* [WHAT THE TASK REQUIRES] Leaving out the pictures, retype all the material exactly.

* [RECORDS SHOWN]
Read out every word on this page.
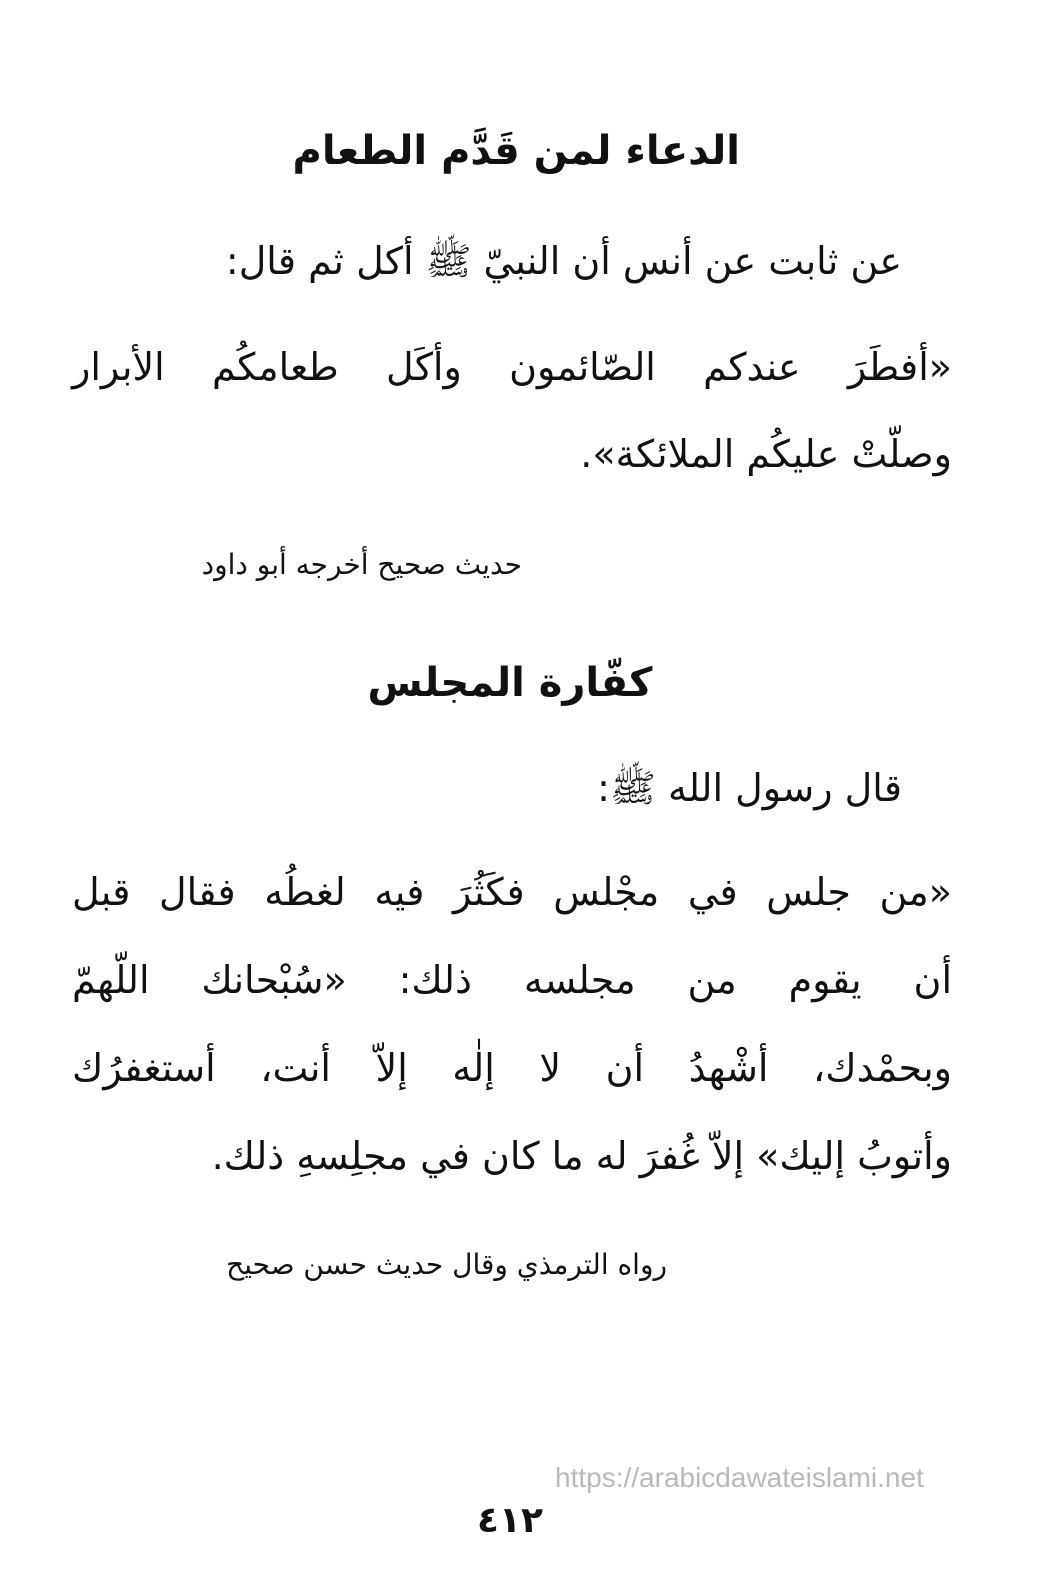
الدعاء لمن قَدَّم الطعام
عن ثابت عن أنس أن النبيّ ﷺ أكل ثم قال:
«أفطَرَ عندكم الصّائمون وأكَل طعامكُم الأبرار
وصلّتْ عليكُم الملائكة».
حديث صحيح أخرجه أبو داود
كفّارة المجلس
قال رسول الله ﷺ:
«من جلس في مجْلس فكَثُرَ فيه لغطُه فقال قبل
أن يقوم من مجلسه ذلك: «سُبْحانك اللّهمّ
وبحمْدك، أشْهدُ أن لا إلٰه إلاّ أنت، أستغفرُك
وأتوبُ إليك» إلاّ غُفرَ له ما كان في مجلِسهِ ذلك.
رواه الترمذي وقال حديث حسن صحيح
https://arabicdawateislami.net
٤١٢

* [COMPLETE RESPONSE]
Read out every word on this page.
الدعاء لمن قَدَّم الطعام
عن ثابت عن أنس أن النبيّ ﷺ أكل ثم قال:
«أفطَرَ عندكم الصّائمون وأكَل طعامكُم الأبرار
وصلّتْ عليكُم الملائكة».
حديث صحيح أخرجه أبو داود
كفّارة المجلس
قال رسول الله ﷺ:
«من جلس في مجْلس فكَثُرَ فيه لغطُه فقال قبل
أن يقوم من مجلسه ذلك: «سُبْحانك اللّهمّ
وبحمْدك، أشْهدُ أن لا إلٰه إلاّ أنت، أستغفرُك
وأتوبُ إليك» إلاّ غُفرَ له ما كان في مجلِسهِ ذلك.
رواه الترمذي وقال حديث حسن صحيح
https://arabicdawateislami.net
٤١٢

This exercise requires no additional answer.